> _Records supplied_
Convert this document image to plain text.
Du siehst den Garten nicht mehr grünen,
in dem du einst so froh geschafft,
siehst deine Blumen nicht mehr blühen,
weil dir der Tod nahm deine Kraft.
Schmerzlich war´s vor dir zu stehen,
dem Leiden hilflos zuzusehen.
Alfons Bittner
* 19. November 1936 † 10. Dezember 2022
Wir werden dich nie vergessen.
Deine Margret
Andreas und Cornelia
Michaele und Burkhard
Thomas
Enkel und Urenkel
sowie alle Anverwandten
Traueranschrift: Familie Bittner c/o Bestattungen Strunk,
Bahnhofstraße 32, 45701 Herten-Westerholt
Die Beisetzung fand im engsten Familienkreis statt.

> _Task instructions_
Reproduce the material verbatim, line by line.

> _Task result_
Convert this document image to plain text.
Du siehst den Garten nicht mehr grünen,
in dem du einst so froh geschafft,
siehst deine Blumen nicht mehr blühen,
weil dir der Tod nahm deine Kraft.
Schmerzlich war´s vor dir zu stehen,
dem Leiden hilflos zuzusehen.
Alfons Bittner
* 19. November 1936 † 10. Dezember 2022
Wir werden dich nie vergessen.
Deine Margret
Andreas und Cornelia
Michaele und Burkhard
Thomas
Enkel und Urenkel
sowie alle Anverwandten
Traueranschrift: Familie Bittner c/o Bestattungen Strunk,
Bahnhofstraße 32, 45701 Herten-Westerholt
Die Beisetzung fand im engsten Familienkreis statt.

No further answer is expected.